Job —
Sift the listing for lines that hold the string "αλλαγής" and pull them out.

Dataset items —
%%
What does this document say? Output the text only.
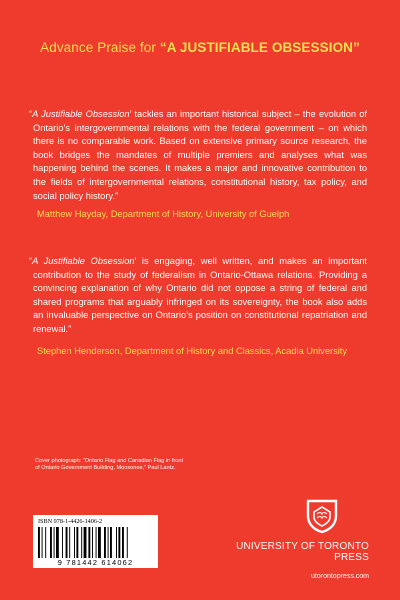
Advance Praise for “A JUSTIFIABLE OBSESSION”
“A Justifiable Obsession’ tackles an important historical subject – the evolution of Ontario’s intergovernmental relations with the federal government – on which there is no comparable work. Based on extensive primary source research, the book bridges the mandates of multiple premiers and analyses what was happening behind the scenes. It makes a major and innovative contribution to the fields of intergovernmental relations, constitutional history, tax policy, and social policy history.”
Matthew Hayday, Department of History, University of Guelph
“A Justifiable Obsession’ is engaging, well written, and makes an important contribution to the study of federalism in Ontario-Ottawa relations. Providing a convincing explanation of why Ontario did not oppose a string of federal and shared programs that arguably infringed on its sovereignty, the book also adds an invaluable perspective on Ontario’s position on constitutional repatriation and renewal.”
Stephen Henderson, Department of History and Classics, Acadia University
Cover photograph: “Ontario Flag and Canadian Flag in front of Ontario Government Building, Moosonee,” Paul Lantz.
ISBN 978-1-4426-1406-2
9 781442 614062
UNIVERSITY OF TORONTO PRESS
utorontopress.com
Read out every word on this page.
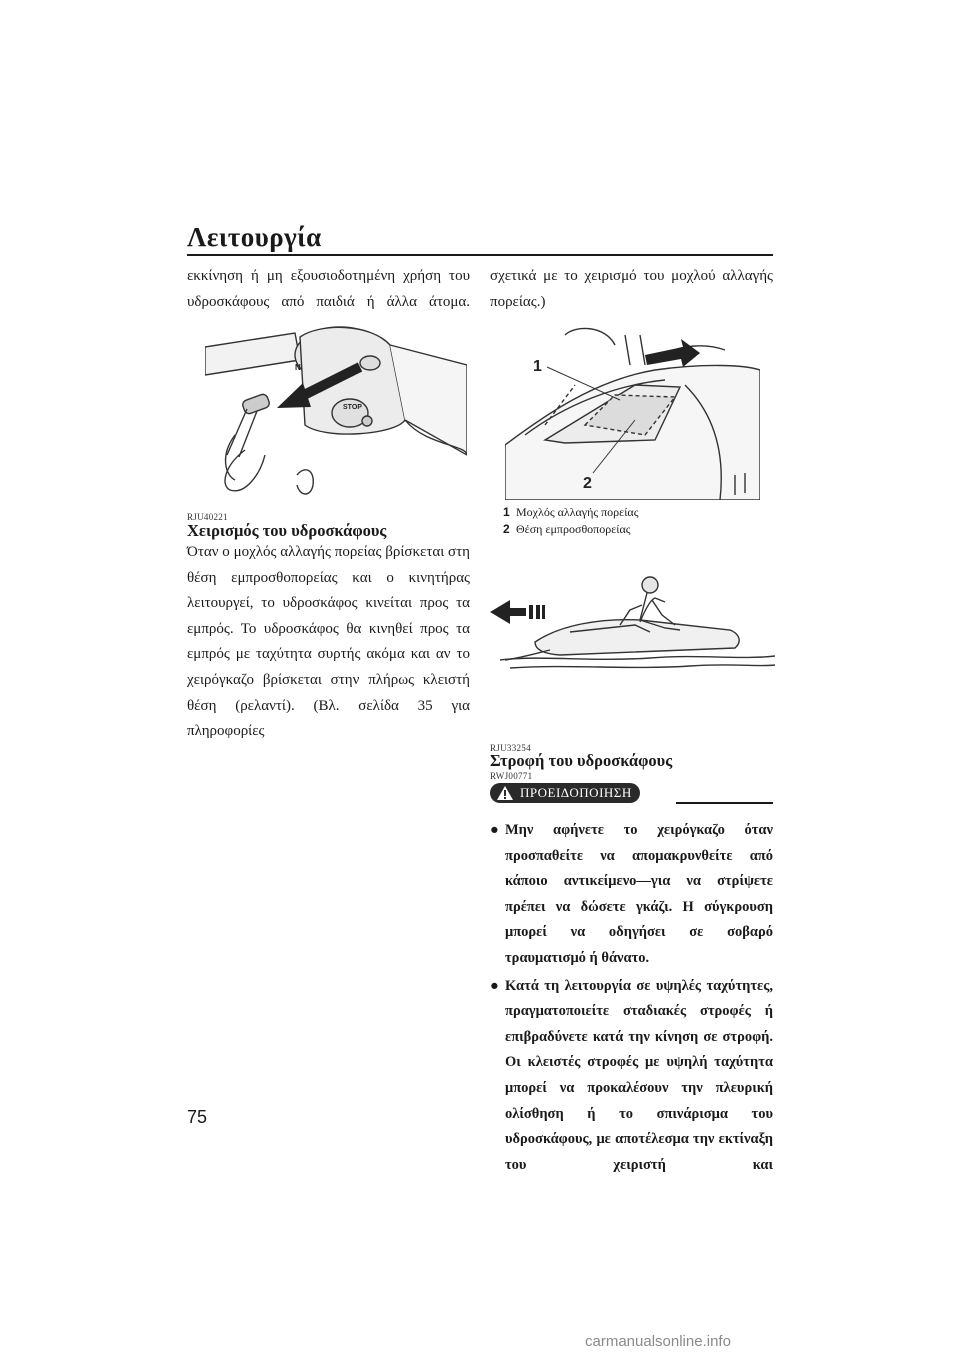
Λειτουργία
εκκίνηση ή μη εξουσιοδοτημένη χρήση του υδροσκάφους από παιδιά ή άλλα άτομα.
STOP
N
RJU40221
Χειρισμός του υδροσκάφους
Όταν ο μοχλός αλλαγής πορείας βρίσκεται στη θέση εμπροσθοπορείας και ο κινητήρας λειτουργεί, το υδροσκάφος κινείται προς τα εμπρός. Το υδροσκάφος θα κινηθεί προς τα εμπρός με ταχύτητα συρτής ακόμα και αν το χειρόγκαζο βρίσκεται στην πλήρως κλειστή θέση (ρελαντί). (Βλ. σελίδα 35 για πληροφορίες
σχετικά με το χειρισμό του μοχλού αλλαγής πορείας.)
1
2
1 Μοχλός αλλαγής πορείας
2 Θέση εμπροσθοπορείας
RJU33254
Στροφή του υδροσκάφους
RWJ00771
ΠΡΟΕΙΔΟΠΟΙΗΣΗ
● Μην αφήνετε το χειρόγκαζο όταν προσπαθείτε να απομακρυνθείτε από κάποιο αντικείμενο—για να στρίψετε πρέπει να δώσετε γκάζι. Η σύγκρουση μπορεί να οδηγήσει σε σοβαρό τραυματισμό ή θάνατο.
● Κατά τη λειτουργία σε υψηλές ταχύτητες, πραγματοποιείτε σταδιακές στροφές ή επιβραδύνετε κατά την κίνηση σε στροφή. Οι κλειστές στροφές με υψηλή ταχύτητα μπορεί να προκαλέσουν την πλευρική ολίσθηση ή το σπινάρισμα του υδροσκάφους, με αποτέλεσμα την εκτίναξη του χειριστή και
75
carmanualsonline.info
%%
The result —
Όταν ο μοχλός αλλαγής πορείας βρίσκεται στη θέση εμπροσθοπορείας και ο κινητήρας λειτουργεί, το υδροσκάφος κινείται προς τα εμπρός. Το υδροσκάφος θα κινηθεί προς τα εμπρός με ταχύτητα συρτής ακόμα και αν το χειρόγκαζο βρίσκεται στην πλήρως κλειστή θέση (ρελαντί). (Βλ. σελίδα 35 για πληροφορίες
σχετικά με το χειρισμό του μοχλού αλλαγής πορείας.)
1 Μοχλός αλλαγής πορείας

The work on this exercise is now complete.